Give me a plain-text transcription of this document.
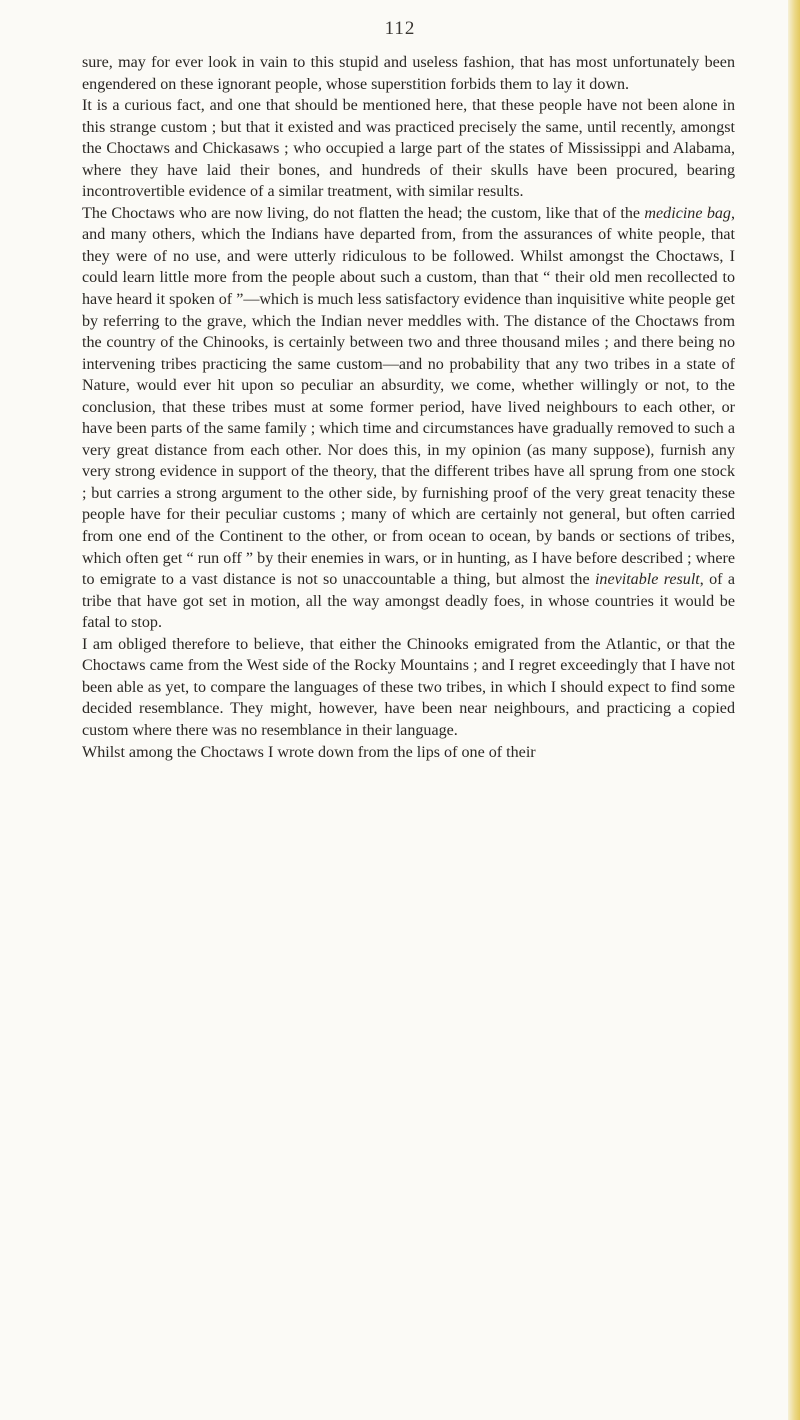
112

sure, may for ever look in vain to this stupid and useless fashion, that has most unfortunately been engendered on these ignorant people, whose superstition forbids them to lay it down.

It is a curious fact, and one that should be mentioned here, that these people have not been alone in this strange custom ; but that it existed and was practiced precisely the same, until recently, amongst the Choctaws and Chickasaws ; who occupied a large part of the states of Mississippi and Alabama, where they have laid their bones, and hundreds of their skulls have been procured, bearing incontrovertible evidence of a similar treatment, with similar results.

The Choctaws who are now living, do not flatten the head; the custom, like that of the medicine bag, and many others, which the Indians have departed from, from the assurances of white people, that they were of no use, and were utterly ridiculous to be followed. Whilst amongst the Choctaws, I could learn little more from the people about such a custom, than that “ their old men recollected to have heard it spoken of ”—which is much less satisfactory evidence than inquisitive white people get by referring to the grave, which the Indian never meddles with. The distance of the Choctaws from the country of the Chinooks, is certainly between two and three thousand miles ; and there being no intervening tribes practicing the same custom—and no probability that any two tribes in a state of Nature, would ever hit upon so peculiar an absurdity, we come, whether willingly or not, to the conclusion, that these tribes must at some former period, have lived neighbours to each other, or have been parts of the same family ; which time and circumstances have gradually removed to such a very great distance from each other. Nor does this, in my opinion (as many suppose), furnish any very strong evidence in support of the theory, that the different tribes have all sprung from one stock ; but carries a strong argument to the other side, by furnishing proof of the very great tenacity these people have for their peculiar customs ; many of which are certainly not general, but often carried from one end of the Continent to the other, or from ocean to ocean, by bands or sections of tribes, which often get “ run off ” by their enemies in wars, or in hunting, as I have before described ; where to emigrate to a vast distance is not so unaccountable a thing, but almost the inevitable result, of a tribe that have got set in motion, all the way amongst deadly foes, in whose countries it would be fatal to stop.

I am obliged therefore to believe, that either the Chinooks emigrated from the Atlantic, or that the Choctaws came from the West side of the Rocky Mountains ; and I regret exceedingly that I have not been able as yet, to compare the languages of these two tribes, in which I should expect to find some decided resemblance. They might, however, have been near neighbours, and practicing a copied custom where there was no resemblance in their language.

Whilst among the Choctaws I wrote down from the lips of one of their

* * *

◆ **Written problem**:
Scan the material above for the string "down" and report each line where you find it.

◆ **Output of the exercise**:
sure, may for ever look in vain to this stupid and useless fashion, that has most unfortunately been engendered on these ignorant people, whose superstition forbids them to lay it down.
Whilst among the Choctaws I wrote down from the lips of one of their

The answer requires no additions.